__Work to complete__:
Copy each line below that includes "favicon".

__Record extracts__:
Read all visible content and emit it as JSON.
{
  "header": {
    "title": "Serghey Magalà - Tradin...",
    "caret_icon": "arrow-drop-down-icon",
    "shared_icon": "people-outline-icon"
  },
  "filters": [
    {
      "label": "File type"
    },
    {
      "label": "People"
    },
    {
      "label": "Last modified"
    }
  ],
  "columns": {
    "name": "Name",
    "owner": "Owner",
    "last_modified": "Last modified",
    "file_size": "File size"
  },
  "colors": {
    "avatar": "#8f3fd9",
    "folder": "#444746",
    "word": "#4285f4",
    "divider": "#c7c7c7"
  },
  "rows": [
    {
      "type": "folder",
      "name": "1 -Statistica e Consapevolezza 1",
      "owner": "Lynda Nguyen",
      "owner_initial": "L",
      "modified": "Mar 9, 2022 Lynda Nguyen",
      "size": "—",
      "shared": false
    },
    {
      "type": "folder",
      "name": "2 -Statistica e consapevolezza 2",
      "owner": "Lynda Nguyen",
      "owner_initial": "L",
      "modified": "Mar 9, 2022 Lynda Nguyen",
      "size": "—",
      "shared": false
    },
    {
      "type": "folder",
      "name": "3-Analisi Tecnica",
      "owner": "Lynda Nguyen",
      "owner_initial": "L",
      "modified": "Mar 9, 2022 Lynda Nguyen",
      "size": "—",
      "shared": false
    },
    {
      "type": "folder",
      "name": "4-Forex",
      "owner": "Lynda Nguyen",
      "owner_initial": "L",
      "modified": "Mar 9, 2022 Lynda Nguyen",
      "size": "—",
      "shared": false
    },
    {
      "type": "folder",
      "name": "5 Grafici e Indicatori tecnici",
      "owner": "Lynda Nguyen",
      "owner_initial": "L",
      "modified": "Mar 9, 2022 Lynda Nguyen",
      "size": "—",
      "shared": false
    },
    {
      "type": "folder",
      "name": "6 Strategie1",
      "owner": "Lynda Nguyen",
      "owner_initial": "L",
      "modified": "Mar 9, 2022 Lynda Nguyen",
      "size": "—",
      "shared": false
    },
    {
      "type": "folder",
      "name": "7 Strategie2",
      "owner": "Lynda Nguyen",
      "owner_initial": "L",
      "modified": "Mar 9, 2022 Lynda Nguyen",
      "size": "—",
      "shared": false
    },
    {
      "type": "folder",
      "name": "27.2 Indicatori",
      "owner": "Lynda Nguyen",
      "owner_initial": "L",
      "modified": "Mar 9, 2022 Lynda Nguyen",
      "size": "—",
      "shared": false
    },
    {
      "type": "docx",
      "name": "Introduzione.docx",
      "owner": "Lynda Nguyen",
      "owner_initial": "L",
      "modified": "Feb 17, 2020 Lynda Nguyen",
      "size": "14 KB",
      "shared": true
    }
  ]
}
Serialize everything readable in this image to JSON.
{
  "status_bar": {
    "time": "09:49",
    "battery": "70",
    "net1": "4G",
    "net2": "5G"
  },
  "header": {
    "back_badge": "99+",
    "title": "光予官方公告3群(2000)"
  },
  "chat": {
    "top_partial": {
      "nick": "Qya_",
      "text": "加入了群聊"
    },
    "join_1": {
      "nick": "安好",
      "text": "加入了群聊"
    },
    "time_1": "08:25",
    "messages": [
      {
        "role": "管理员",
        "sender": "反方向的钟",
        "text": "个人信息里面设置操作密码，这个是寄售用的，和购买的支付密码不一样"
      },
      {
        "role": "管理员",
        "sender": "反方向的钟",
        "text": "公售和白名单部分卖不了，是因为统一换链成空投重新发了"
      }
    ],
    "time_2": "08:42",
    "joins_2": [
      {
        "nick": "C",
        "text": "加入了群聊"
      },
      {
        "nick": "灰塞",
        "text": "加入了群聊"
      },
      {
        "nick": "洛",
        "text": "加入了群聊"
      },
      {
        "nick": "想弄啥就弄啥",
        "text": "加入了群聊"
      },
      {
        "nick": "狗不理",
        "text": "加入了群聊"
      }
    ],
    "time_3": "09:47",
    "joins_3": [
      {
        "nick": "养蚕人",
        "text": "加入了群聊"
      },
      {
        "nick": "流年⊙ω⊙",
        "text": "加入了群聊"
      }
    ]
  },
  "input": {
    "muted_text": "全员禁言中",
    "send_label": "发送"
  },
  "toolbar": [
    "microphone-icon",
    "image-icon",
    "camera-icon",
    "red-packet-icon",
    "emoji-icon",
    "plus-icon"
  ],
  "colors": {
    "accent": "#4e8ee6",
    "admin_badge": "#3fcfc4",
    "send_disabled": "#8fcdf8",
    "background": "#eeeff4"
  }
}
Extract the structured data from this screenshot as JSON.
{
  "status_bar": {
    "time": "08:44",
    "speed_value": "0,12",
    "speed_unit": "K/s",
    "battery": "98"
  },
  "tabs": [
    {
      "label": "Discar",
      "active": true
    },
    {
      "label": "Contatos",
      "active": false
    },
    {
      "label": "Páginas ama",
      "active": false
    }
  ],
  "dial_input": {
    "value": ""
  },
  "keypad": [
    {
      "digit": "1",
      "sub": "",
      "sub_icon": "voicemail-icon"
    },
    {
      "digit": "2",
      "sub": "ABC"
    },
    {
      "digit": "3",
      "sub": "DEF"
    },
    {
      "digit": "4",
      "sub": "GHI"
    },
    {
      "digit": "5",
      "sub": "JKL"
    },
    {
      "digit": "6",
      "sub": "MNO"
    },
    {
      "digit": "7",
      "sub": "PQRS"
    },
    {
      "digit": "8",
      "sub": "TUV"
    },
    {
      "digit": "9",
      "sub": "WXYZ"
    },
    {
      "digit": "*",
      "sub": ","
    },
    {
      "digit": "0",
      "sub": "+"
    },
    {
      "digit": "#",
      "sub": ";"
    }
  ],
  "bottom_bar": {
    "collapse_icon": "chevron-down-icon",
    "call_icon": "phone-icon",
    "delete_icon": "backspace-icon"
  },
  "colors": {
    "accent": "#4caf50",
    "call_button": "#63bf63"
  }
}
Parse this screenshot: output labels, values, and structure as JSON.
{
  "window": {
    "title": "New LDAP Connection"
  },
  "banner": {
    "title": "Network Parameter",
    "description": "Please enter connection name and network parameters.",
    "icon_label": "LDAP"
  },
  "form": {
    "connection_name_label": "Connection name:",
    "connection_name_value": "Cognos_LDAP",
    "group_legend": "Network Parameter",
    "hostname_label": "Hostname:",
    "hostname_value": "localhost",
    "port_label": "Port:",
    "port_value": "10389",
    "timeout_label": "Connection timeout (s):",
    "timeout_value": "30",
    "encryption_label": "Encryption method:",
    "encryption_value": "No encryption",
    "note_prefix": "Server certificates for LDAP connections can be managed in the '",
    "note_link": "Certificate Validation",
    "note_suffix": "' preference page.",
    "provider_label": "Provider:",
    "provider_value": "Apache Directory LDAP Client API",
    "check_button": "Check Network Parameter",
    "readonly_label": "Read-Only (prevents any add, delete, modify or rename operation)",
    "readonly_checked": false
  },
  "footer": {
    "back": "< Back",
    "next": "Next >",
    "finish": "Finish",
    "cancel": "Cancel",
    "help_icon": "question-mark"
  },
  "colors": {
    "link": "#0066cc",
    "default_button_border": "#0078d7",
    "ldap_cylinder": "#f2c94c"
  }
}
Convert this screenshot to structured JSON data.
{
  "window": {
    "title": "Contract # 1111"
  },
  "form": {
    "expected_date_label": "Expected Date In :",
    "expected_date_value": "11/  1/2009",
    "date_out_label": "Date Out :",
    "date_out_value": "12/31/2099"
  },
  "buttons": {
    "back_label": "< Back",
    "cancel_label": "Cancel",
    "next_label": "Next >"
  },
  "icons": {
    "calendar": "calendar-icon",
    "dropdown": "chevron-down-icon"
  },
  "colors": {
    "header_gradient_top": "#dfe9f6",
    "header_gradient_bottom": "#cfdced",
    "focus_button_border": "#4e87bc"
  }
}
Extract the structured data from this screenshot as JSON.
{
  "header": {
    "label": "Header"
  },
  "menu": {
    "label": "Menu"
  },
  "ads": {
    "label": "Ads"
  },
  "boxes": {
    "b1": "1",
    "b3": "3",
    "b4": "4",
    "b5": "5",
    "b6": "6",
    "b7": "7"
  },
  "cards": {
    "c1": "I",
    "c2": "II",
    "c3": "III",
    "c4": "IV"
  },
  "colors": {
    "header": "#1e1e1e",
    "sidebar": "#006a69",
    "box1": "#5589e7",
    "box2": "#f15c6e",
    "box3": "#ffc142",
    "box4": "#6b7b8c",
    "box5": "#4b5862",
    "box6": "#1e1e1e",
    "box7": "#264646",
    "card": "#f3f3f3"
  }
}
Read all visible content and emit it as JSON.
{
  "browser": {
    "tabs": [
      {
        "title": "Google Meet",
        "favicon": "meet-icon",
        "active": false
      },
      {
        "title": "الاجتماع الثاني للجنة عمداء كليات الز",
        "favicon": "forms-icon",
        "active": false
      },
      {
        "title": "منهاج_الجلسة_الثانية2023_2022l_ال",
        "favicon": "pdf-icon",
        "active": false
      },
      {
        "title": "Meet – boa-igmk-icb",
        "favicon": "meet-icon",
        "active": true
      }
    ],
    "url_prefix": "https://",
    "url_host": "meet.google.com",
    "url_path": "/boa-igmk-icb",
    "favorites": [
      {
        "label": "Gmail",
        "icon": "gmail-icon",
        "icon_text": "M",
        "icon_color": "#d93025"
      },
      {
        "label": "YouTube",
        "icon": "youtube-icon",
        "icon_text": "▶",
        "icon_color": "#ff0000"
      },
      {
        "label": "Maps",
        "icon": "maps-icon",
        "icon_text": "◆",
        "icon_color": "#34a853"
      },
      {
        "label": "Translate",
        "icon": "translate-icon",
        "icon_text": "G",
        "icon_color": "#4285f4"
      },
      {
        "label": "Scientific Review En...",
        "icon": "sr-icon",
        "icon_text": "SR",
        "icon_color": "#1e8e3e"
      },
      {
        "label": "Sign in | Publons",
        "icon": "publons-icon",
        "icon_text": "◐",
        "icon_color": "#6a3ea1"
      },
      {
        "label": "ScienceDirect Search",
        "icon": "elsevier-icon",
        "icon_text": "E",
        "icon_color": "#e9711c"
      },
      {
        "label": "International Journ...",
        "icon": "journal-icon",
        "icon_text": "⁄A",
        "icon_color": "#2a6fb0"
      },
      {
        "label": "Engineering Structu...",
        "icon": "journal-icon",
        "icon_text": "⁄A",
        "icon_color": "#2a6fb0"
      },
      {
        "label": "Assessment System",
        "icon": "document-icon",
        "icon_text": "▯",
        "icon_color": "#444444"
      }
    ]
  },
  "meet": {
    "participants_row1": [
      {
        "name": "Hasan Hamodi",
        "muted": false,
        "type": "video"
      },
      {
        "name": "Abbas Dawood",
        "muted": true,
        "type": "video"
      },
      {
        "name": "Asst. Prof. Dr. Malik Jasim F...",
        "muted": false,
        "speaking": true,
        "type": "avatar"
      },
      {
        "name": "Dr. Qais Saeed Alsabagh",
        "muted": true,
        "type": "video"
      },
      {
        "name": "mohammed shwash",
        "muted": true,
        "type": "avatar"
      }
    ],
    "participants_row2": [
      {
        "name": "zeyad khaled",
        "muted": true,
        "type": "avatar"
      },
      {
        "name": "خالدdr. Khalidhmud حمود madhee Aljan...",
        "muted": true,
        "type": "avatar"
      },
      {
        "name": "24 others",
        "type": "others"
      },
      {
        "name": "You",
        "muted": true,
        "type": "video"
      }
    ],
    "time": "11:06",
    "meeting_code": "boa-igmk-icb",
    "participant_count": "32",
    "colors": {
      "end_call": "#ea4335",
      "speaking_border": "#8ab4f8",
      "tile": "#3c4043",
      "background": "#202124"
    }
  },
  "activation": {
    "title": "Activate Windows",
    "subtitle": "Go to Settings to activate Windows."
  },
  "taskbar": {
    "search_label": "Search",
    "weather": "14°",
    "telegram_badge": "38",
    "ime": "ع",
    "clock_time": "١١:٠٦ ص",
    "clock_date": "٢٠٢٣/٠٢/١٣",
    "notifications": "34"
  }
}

__Solved exercise__:
        "favicon": "meet-icon",
        "favicon": "forms-icon",
        "favicon": "pdf-icon",
        "favicon": "meet-icon",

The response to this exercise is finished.